Aim of the exercise -
Pull out every line from the listing that has the word "mejor".

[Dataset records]
● ● ● ● ●

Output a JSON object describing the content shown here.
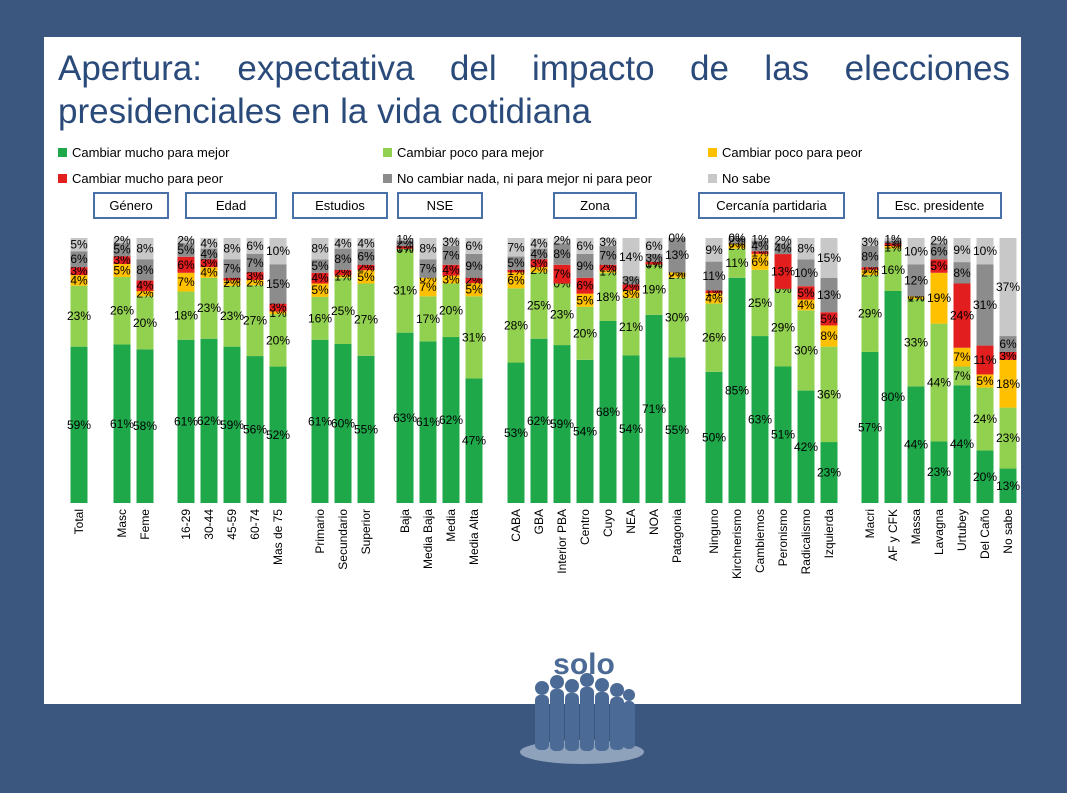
{
  "title": "Apertura: expectativa del impacto de las elecciones presidenciales en la vida cotidiana",
  "legend": [
    {
      "label": "Cambiar mucho para mejor",
      "color": "#1ea84a"
    },
    {
      "label": "Cambiar poco para mejor",
      "color": "#92d050"
    },
    {
      "label": "Cambiar poco para peor",
      "color": "#ffc000"
    },
    {
      "label": "Cambiar mucho para peor",
      "color": "#e21e1e"
    },
    {
      "label": "No cambiar nada, ni para mejor ni para peor",
      "color": "#8c8c8c"
    },
    {
      "label": "No sabe",
      "color": "#c8c8c8"
    }
  ],
  "groups": [
    "Género",
    "Edad",
    "Estudios",
    "NSE",
    "Zona",
    "Cercanía partidaria",
    "Esc. presidente"
  ],
  "logo_text": "solo",
  "chart_data": {
    "type": "bar",
    "stacked": true,
    "series": [
      {
        "name": "Cambiar mucho para mejor",
        "color": "#1ea84a"
      },
      {
        "name": "Cambiar poco para mejor",
        "color": "#92d050"
      },
      {
        "name": "Cambiar poco para peor",
        "color": "#ffc000"
      },
      {
        "name": "Cambiar mucho para peor",
        "color": "#e21e1e"
      },
      {
        "name": "No cambiar nada, ni para mejor ni para peor",
        "color": "#8c8c8c"
      },
      {
        "name": "No sabe",
        "color": "#c8c8c8"
      }
    ],
    "bars": [
      {
        "category": "Total",
        "values": [
          59,
          23,
          4,
          3,
          6,
          5
        ]
      },
      {
        "category": "Masc",
        "values": [
          61,
          26,
          5,
          3,
          5,
          2
        ]
      },
      {
        "category": "Feme",
        "values": [
          58,
          20,
          2,
          4,
          8,
          8
        ]
      },
      {
        "category": "16-29",
        "values": [
          61,
          18,
          7,
          6,
          5,
          2
        ]
      },
      {
        "category": "30-44",
        "values": [
          62,
          23,
          4,
          3,
          4,
          4
        ]
      },
      {
        "category": "45-59",
        "values": [
          59,
          23,
          2,
          1,
          7,
          8
        ]
      },
      {
        "category": "60-74",
        "values": [
          56,
          27,
          2,
          3,
          7,
          6
        ]
      },
      {
        "category": "Mas de 75",
        "values": [
          52,
          20,
          1,
          3,
          15,
          10
        ]
      },
      {
        "category": "Primario",
        "values": [
          61,
          16,
          5,
          4,
          5,
          8
        ]
      },
      {
        "category": "Secundario",
        "values": [
          60,
          25,
          1,
          2,
          8,
          4
        ]
      },
      {
        "category": "Superior",
        "values": [
          55,
          27,
          5,
          2,
          6,
          4
        ]
      },
      {
        "category": "Baja",
        "values": [
          63,
          31,
          0,
          1,
          2,
          1
        ]
      },
      {
        "category": "Media Baja",
        "values": [
          61,
          17,
          7,
          0,
          7,
          8
        ]
      },
      {
        "category": "Media",
        "values": [
          62,
          20,
          3,
          4,
          7,
          3
        ]
      },
      {
        "category": "Media Alta",
        "values": [
          47,
          31,
          5,
          2,
          9,
          6
        ]
      },
      {
        "category": "CABA",
        "values": [
          53,
          28,
          6,
          1,
          5,
          7
        ]
      },
      {
        "category": "GBA",
        "values": [
          62,
          25,
          2,
          3,
          4,
          4
        ]
      },
      {
        "category": "Interior PBA",
        "values": [
          59,
          23,
          0,
          7,
          8,
          2
        ]
      },
      {
        "category": "Centro",
        "values": [
          54,
          20,
          5,
          6,
          9,
          6
        ]
      },
      {
        "category": "Cuyo",
        "values": [
          68,
          18,
          1,
          2,
          7,
          3
        ]
      },
      {
        "category": "NEA",
        "values": [
          54,
          21,
          3,
          2,
          3,
          14
        ]
      },
      {
        "category": "NOA",
        "values": [
          71,
          19,
          0,
          1,
          3,
          6
        ]
      },
      {
        "category": "Patagonia",
        "values": [
          55,
          30,
          2,
          0,
          13,
          0
        ]
      },
      {
        "category": "Ninguno",
        "values": [
          50,
          26,
          4,
          1,
          11,
          9
        ]
      },
      {
        "category": "Kirchnerismo",
        "values": [
          85,
          11,
          2,
          0,
          2,
          0
        ]
      },
      {
        "category": "Cambiemos",
        "values": [
          63,
          25,
          6,
          1,
          4,
          1
        ]
      },
      {
        "category": "Peronismo",
        "values": [
          51,
          29,
          0,
          13,
          4,
          2
        ]
      },
      {
        "category": "Radicalismo",
        "values": [
          42,
          30,
          4,
          5,
          10,
          8
        ]
      },
      {
        "category": "Izquierda",
        "values": [
          23,
          36,
          8,
          5,
          13,
          15
        ]
      },
      {
        "category": "Macri",
        "values": [
          57,
          29,
          2,
          1,
          8,
          3
        ]
      },
      {
        "category": "AF y CFK",
        "values": [
          80,
          16,
          1,
          1,
          1,
          1
        ]
      },
      {
        "category": "Massa",
        "values": [
          44,
          33,
          1,
          0,
          12,
          10
        ]
      },
      {
        "category": "Lavagna",
        "values": [
          23,
          44,
          19,
          5,
          6,
          2
        ]
      },
      {
        "category": "Urtubey",
        "values": [
          44,
          7,
          7,
          24,
          8,
          9
        ]
      },
      {
        "category": "Del Caño",
        "values": [
          20,
          24,
          5,
          11,
          31,
          10
        ]
      },
      {
        "category": "No sabe",
        "values": [
          13,
          23,
          18,
          3,
          6,
          37
        ]
      }
    ],
    "value_unit": "%",
    "ylim": [
      0,
      100
    ]
  }
}
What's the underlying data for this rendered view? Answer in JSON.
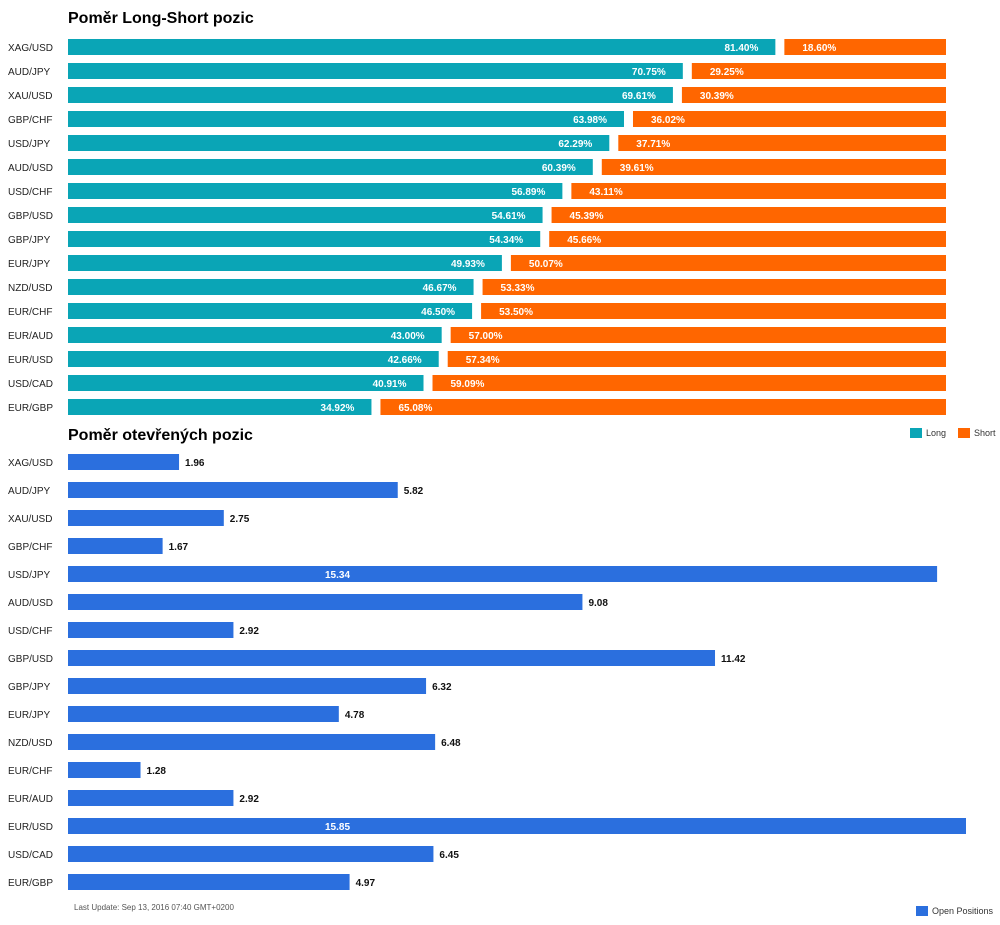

● ● ● ● ●

Expected answer -
      "label": "Cambiar mucho para mejor",
      "label": "Cambiar poco para mejor",
      "label": "No cambiar nada, ni para mejor ni para peor",
        "name": "Cambiar mucho para mejor",
        "name": "Cambiar poco para mejor",
        "name": "No cambiar nada, ni para mejor ni para peor",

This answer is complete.